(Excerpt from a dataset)
— begin —

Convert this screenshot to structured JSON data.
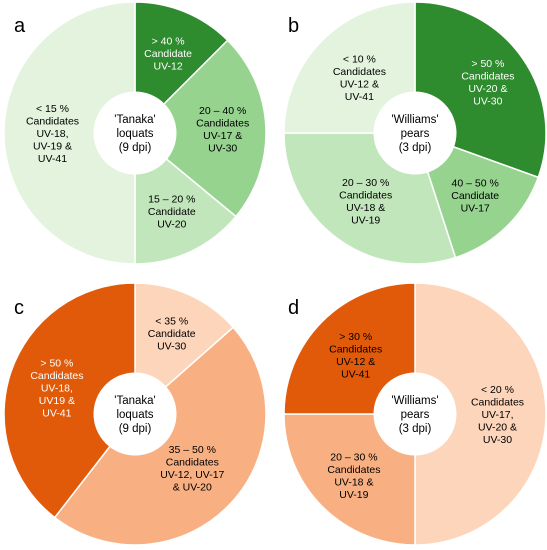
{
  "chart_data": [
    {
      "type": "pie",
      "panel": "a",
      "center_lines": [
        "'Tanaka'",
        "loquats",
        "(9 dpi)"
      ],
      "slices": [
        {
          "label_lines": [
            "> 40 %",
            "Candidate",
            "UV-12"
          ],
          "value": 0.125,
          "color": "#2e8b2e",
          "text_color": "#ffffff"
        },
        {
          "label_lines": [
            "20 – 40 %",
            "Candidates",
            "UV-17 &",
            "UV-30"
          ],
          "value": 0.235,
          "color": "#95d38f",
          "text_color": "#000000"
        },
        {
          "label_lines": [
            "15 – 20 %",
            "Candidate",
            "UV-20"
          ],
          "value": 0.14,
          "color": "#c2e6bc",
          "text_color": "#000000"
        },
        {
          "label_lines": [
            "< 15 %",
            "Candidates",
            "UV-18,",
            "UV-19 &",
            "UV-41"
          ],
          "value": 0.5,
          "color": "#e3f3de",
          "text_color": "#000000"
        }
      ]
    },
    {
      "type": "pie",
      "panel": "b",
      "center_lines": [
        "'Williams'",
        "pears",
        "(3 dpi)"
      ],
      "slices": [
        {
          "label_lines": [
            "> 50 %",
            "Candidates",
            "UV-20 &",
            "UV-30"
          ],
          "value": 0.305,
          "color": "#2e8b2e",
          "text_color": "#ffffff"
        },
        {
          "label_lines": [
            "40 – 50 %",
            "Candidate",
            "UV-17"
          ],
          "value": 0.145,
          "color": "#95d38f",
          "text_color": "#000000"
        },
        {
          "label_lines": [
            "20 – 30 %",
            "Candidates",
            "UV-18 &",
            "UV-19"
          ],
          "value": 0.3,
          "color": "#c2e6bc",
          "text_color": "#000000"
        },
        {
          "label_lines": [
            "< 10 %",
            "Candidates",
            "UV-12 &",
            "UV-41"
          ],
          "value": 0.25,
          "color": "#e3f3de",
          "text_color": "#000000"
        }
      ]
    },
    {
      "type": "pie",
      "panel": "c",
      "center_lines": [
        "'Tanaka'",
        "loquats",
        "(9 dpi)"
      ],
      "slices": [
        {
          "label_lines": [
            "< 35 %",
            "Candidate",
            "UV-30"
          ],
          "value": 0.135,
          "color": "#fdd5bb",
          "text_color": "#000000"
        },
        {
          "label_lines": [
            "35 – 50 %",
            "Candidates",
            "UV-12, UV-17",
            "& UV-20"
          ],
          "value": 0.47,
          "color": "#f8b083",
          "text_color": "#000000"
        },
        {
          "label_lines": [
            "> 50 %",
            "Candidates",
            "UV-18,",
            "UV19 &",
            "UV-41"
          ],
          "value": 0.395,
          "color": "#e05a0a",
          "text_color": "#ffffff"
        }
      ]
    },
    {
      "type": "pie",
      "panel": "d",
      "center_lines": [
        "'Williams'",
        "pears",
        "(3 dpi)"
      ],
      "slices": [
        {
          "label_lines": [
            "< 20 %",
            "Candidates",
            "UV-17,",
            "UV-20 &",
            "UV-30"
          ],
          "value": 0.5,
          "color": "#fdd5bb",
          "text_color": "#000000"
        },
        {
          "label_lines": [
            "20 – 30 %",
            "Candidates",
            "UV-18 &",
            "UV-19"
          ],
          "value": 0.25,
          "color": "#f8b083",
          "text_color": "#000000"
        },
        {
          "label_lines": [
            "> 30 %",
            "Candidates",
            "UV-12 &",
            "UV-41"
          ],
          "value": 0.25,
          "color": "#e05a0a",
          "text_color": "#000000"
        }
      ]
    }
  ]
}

— end —
— begin —

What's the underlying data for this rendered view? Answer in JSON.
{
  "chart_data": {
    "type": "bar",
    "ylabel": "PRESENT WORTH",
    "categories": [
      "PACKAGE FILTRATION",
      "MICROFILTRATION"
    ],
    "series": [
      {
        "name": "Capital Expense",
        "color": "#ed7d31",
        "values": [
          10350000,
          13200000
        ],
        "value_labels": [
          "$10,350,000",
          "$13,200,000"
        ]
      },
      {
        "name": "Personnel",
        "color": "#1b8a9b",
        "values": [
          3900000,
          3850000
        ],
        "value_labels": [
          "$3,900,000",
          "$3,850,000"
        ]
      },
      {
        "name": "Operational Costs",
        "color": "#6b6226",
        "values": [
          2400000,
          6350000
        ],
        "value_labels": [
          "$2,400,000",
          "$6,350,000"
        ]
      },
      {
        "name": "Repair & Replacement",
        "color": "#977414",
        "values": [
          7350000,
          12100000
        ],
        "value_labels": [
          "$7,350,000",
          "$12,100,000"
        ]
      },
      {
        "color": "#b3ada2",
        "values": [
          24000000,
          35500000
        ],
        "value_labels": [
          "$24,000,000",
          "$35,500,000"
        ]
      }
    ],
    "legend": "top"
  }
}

— end —
— begin —

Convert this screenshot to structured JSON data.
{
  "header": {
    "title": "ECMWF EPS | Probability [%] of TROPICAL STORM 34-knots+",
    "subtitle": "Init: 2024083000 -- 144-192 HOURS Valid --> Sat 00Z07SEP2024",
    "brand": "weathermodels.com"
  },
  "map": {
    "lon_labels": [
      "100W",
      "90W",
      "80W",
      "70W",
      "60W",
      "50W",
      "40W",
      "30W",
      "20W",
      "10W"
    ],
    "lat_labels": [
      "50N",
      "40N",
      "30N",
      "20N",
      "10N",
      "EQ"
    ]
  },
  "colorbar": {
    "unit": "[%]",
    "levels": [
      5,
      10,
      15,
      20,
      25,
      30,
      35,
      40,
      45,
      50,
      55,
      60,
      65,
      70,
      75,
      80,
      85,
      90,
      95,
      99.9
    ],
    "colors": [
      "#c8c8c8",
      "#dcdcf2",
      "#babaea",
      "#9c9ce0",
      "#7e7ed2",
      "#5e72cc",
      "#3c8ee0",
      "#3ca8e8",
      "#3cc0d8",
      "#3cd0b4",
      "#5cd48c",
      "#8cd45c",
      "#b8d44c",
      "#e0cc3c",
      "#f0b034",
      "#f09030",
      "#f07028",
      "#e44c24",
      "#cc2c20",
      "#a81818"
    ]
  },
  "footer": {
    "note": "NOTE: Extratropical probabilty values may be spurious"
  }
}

— end —

* [WRITTEN INSTRUCTION]: Which lines above contain "name"? Show each of them.

* [SOLUTION BELOW]:
        "name": "Capital Expense",
        "name": "Personnel",
        "name": "Operational Costs",
        "name": "Repair & Replacement",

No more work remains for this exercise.